Task instructions:
Find how many lines contain "Convert" and state only that number.

Material provided:

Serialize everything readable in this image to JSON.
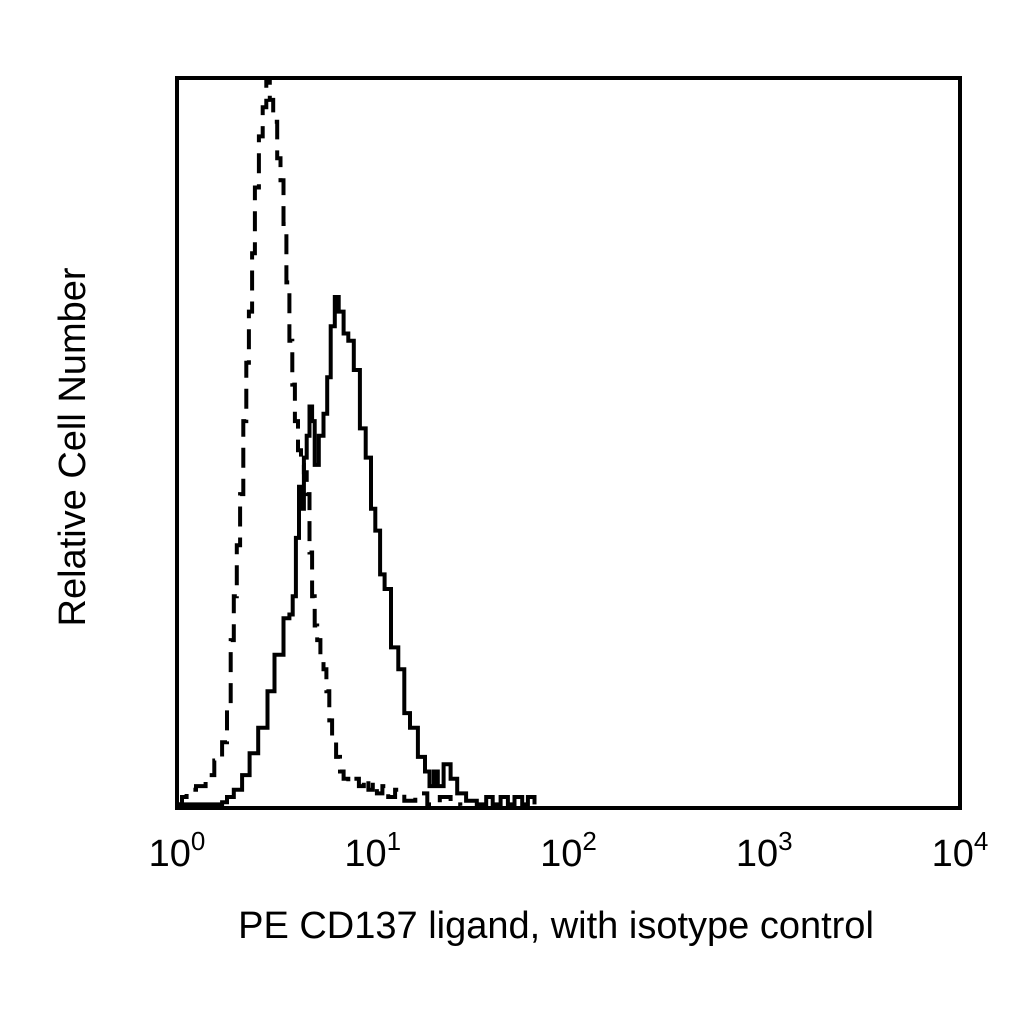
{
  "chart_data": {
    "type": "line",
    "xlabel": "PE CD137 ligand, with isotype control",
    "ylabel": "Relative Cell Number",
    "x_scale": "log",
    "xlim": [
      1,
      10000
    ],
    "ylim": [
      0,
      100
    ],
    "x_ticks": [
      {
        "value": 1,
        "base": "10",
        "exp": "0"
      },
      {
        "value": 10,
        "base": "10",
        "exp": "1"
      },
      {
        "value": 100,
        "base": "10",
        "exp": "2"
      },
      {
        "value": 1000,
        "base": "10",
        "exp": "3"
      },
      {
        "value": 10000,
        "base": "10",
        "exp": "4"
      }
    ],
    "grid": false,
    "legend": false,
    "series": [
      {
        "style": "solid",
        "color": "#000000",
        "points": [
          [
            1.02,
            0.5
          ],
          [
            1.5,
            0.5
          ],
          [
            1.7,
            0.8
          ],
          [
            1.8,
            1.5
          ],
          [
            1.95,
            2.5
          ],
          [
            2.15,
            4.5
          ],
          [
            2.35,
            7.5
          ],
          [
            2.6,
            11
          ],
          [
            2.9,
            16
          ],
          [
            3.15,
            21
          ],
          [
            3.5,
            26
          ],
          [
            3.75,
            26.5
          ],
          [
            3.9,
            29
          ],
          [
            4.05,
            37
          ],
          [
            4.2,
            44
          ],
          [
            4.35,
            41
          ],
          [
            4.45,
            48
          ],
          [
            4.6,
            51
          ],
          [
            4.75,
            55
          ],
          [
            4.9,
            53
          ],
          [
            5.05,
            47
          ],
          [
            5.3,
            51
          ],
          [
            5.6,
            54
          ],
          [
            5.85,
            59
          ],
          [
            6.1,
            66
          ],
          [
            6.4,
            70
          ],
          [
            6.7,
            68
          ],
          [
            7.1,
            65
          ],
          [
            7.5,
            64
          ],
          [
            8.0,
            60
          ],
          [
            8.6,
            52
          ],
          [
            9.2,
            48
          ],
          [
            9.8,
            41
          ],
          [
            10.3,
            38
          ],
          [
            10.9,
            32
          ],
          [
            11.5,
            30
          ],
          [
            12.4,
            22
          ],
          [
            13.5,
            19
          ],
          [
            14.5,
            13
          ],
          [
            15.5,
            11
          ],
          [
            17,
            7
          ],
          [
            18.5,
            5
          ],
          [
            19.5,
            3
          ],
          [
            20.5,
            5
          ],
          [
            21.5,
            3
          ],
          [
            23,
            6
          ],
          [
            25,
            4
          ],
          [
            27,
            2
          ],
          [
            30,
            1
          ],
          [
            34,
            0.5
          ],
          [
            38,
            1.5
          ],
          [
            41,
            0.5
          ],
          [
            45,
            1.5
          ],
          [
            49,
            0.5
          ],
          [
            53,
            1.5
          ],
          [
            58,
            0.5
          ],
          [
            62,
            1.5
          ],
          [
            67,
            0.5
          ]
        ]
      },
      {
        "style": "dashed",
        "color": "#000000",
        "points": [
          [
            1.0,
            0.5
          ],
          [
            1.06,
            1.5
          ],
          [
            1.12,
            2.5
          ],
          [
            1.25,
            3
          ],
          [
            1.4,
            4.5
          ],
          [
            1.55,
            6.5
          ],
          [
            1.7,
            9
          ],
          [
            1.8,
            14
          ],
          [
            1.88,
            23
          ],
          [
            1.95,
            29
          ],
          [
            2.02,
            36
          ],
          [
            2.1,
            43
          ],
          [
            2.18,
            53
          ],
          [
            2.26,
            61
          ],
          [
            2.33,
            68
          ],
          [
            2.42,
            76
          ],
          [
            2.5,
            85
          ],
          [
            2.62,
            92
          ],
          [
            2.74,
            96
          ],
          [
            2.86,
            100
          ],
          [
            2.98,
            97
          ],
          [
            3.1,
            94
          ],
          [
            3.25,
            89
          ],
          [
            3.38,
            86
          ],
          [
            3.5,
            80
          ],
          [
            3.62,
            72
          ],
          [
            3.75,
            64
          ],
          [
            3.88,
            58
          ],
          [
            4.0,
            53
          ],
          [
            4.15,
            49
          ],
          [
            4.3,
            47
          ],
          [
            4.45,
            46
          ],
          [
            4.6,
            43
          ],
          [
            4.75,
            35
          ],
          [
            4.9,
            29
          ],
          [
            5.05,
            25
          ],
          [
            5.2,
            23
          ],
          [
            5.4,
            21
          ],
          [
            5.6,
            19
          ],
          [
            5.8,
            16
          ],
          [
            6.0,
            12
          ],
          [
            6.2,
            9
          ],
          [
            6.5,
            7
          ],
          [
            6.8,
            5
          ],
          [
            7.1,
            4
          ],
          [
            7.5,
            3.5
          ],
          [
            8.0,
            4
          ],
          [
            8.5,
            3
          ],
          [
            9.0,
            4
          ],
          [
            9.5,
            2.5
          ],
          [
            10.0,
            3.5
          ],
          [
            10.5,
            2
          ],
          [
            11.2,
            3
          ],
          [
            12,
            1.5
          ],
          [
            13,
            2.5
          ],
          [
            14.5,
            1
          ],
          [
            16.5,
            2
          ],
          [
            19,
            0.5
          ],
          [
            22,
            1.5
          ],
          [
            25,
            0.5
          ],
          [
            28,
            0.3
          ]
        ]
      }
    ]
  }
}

...

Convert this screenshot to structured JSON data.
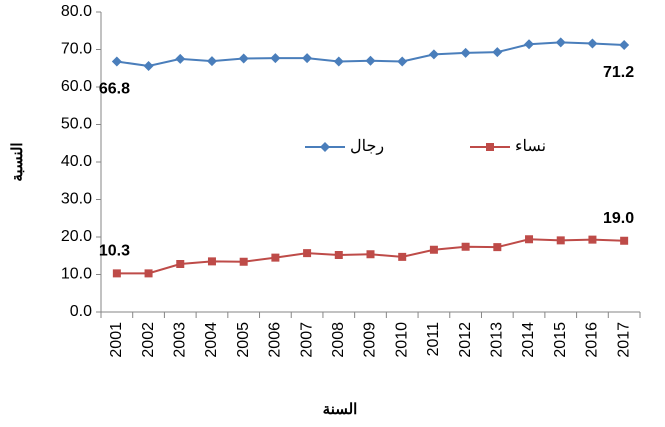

==

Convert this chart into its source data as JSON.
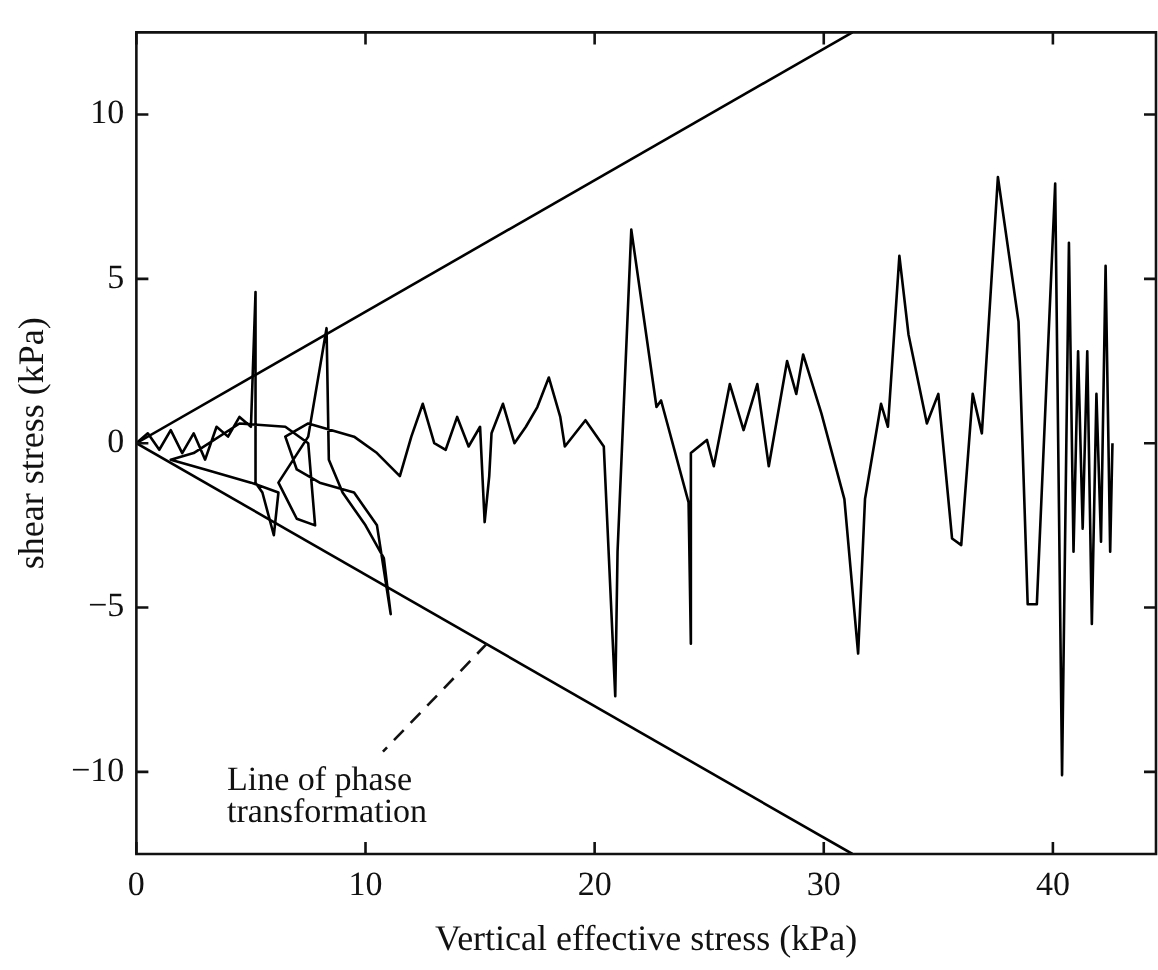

Task output:
2